Copy out each line below that has the word "ylabel" in it.
>> start Raw records
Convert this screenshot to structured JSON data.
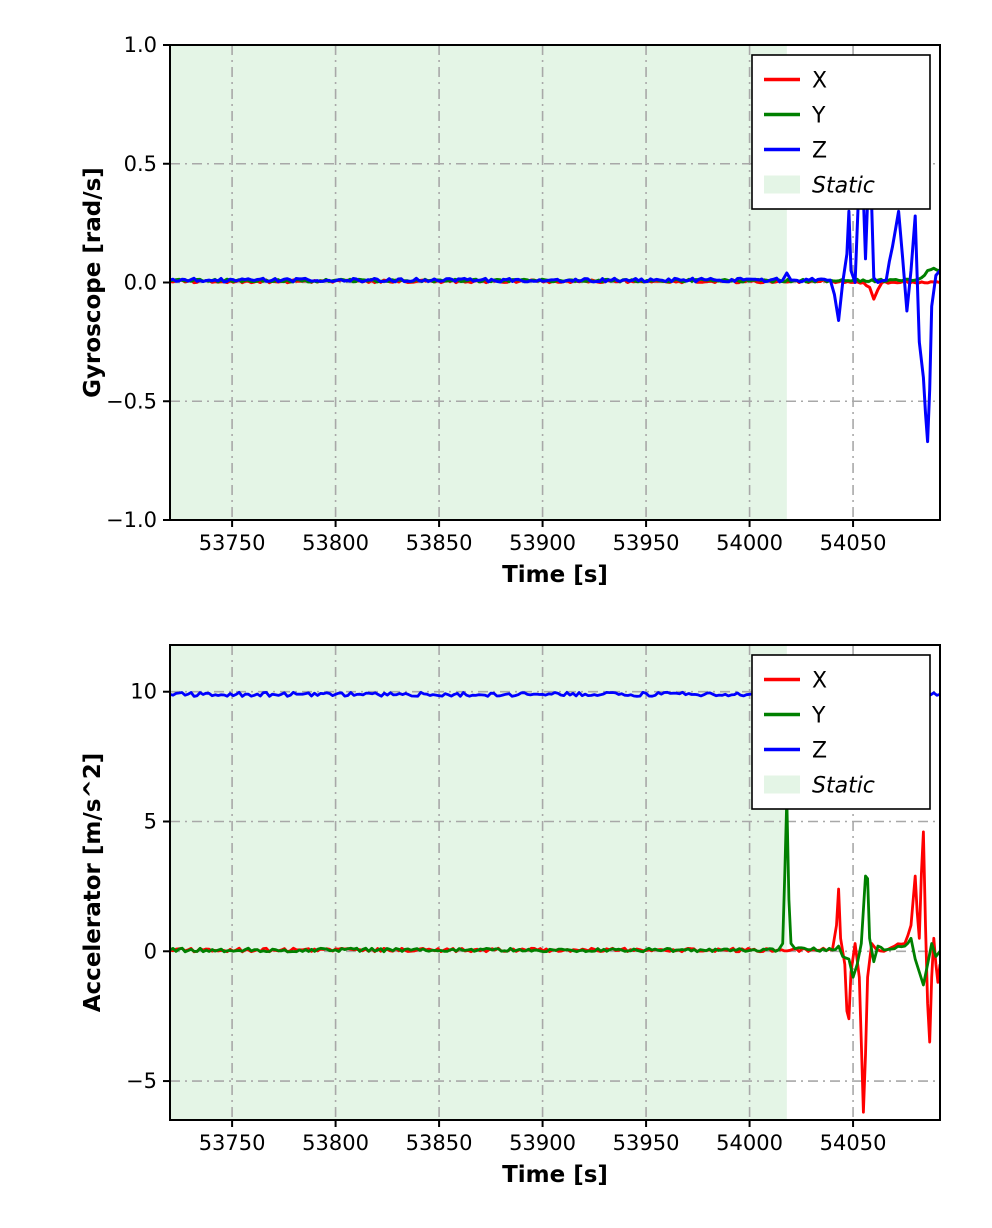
{
  "page": {
    "background": "#ffffff"
  },
  "chart_data": [
    {
      "type": "line",
      "title": "",
      "xlabel": "Time [s]",
      "ylabel": "Gyroscope [rad/s]",
      "xlim": [
        53720,
        54092
      ],
      "ylim": [
        -1.0,
        1.0
      ],
      "xticks": [
        53750,
        53800,
        53850,
        53900,
        53950,
        54000,
        54050
      ],
      "xtick_labels": [
        "53750",
        "53800",
        "53850",
        "53900",
        "53950",
        "54000",
        "54050"
      ],
      "yticks": [
        -1.0,
        -0.5,
        0.0,
        0.5,
        1.0
      ],
      "ytick_labels": [
        "−1.0",
        "−0.5",
        "0.0",
        "0.5",
        "1.0"
      ],
      "grid": {
        "on": true,
        "style": "dashdot",
        "color": "#a8a8a8",
        "dasharray": "10 5 2 5"
      },
      "linewidth": 3,
      "static_region": {
        "label": "Static",
        "from": 53720,
        "to": 54018,
        "color": "#e4f5e6"
      },
      "legend": {
        "position": "top-right",
        "entries": [
          {
            "label": "X",
            "color": "#ff0000",
            "type": "line",
            "italic": false
          },
          {
            "label": "Y",
            "color": "#008000",
            "type": "line",
            "italic": false
          },
          {
            "label": "Z",
            "color": "#0000ff",
            "type": "line",
            "italic": false
          },
          {
            "label": "Static",
            "color": "#e4f5e6",
            "type": "patch",
            "italic": true
          }
        ]
      },
      "series": [
        {
          "name": "X",
          "color": "#ff0000",
          "noise": 0.006,
          "points": [
            [
              53720,
              0.005
            ],
            [
              54040,
              0.005
            ],
            [
              54055,
              0.0
            ],
            [
              54058,
              -0.02
            ],
            [
              54060,
              -0.07
            ],
            [
              54062,
              -0.03
            ],
            [
              54064,
              0.0
            ],
            [
              54092,
              0.0
            ]
          ]
        },
        {
          "name": "Y",
          "color": "#008000",
          "noise": 0.006,
          "points": [
            [
              53720,
              0.008
            ],
            [
              54078,
              0.008
            ],
            [
              54083,
              0.02
            ],
            [
              54086,
              0.05
            ],
            [
              54089,
              0.06
            ],
            [
              54092,
              0.05
            ]
          ]
        },
        {
          "name": "Z",
          "color": "#0000ff",
          "noise": 0.008,
          "points": [
            [
              53720,
              0.01
            ],
            [
              54016,
              0.01
            ],
            [
              54018,
              0.04
            ],
            [
              54020,
              0.01
            ],
            [
              54039,
              0.01
            ],
            [
              54041,
              -0.05
            ],
            [
              54043,
              -0.16
            ],
            [
              54045,
              0.0
            ],
            [
              54047,
              0.12
            ],
            [
              54048,
              0.3
            ],
            [
              54049,
              0.05
            ],
            [
              54051,
              0.0
            ],
            [
              54053,
              0.45
            ],
            [
              54054,
              0.62
            ],
            [
              54056,
              0.1
            ],
            [
              54058,
              0.58
            ],
            [
              54059,
              0.32
            ],
            [
              54060,
              0.02
            ],
            [
              54062,
              0.0
            ],
            [
              54066,
              0.01
            ],
            [
              54072,
              0.3
            ],
            [
              54074,
              0.1
            ],
            [
              54076,
              -0.12
            ],
            [
              54078,
              0.05
            ],
            [
              54080,
              0.28
            ],
            [
              54081,
              0.02
            ],
            [
              54082,
              -0.25
            ],
            [
              54084,
              -0.4
            ],
            [
              54085,
              -0.55
            ],
            [
              54086,
              -0.67
            ],
            [
              54087,
              -0.45
            ],
            [
              54088,
              -0.1
            ],
            [
              54090,
              0.03
            ],
            [
              54092,
              0.05
            ]
          ]
        }
      ]
    },
    {
      "type": "line",
      "title": "",
      "xlabel": "Time [s]",
      "ylabel": "Accelerator [m/s^2]",
      "xlim": [
        53720,
        54092
      ],
      "ylim": [
        -6.5,
        11.8
      ],
      "xticks": [
        53750,
        53800,
        53850,
        53900,
        53950,
        54000,
        54050
      ],
      "xtick_labels": [
        "53750",
        "53800",
        "53850",
        "53900",
        "53950",
        "54000",
        "54050"
      ],
      "yticks": [
        -5,
        0,
        5,
        10
      ],
      "ytick_labels": [
        "−5",
        "0",
        "5",
        "10"
      ],
      "grid": {
        "on": true,
        "style": "dashdot",
        "color": "#a8a8a8",
        "dasharray": "10 5 2 5"
      },
      "linewidth": 2.8,
      "static_region": {
        "label": "Static",
        "from": 53720,
        "to": 54018,
        "color": "#e4f5e6"
      },
      "legend": {
        "position": "top-right",
        "entries": [
          {
            "label": "X",
            "color": "#ff0000",
            "type": "line",
            "italic": false
          },
          {
            "label": "Y",
            "color": "#008000",
            "type": "line",
            "italic": false
          },
          {
            "label": "Z",
            "color": "#0000ff",
            "type": "line",
            "italic": false
          },
          {
            "label": "Static",
            "color": "#e4f5e6",
            "type": "patch",
            "italic": true
          }
        ]
      },
      "series": [
        {
          "name": "X",
          "color": "#ff0000",
          "noise": 0.07,
          "points": [
            [
              53720,
              0.05
            ],
            [
              54040,
              0.05
            ],
            [
              54042,
              1.0
            ],
            [
              54043,
              2.4
            ],
            [
              54044,
              0.5
            ],
            [
              54046,
              -0.5
            ],
            [
              54047,
              -2.3
            ],
            [
              54048,
              -2.6
            ],
            [
              54049,
              -0.8
            ],
            [
              54051,
              0.3
            ],
            [
              54053,
              -1.0
            ],
            [
              54054,
              -3.5
            ],
            [
              54055,
              -6.2
            ],
            [
              54056,
              -4.0
            ],
            [
              54057,
              -1.0
            ],
            [
              54059,
              0.3
            ],
            [
              54061,
              0.1
            ],
            [
              54065,
              0.0
            ],
            [
              54070,
              0.2
            ],
            [
              54075,
              0.3
            ],
            [
              54078,
              1.0
            ],
            [
              54080,
              2.9
            ],
            [
              54081,
              1.5
            ],
            [
              54082,
              0.5
            ],
            [
              54083,
              3.0
            ],
            [
              54084,
              4.6
            ],
            [
              54085,
              1.0
            ],
            [
              54086,
              -2.0
            ],
            [
              54087,
              -3.5
            ],
            [
              54088,
              -1.0
            ],
            [
              54089,
              0.5
            ],
            [
              54090,
              -0.5
            ],
            [
              54091,
              -1.2
            ],
            [
              54092,
              -0.5
            ]
          ]
        },
        {
          "name": "Y",
          "color": "#008000",
          "noise": 0.07,
          "points": [
            [
              53720,
              0.05
            ],
            [
              54014,
              0.05
            ],
            [
              54016,
              0.3
            ],
            [
              54017,
              3.0
            ],
            [
              54018,
              5.9
            ],
            [
              54019,
              2.0
            ],
            [
              54020,
              0.3
            ],
            [
              54022,
              0.1
            ],
            [
              54040,
              0.05
            ],
            [
              54043,
              0.2
            ],
            [
              54045,
              -0.2
            ],
            [
              54048,
              -0.3
            ],
            [
              54050,
              -1.0
            ],
            [
              54052,
              -0.5
            ],
            [
              54054,
              0.3
            ],
            [
              54056,
              2.9
            ],
            [
              54057,
              2.8
            ],
            [
              54058,
              0.5
            ],
            [
              54060,
              -0.4
            ],
            [
              54062,
              0.2
            ],
            [
              54065,
              0.05
            ],
            [
              54070,
              0.1
            ],
            [
              54075,
              0.2
            ],
            [
              54078,
              0.5
            ],
            [
              54080,
              -0.3
            ],
            [
              54082,
              -0.8
            ],
            [
              54084,
              -1.3
            ],
            [
              54086,
              -0.5
            ],
            [
              54088,
              0.3
            ],
            [
              54090,
              -0.2
            ],
            [
              54092,
              0.0
            ]
          ]
        },
        {
          "name": "Z",
          "color": "#0000ff",
          "noise": 0.08,
          "points": [
            [
              53720,
              9.9
            ],
            [
              53800,
              9.9
            ],
            [
              53900,
              9.9
            ],
            [
              54000,
              9.9
            ],
            [
              54050,
              9.9
            ],
            [
              54092,
              9.9
            ]
          ]
        }
      ]
    }
  ]
}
>> end Raw records
- **Reply**:
      "ylabel": "Gyroscope [rad/s]",
      "ylabel": "Accelerator [m/s^2]",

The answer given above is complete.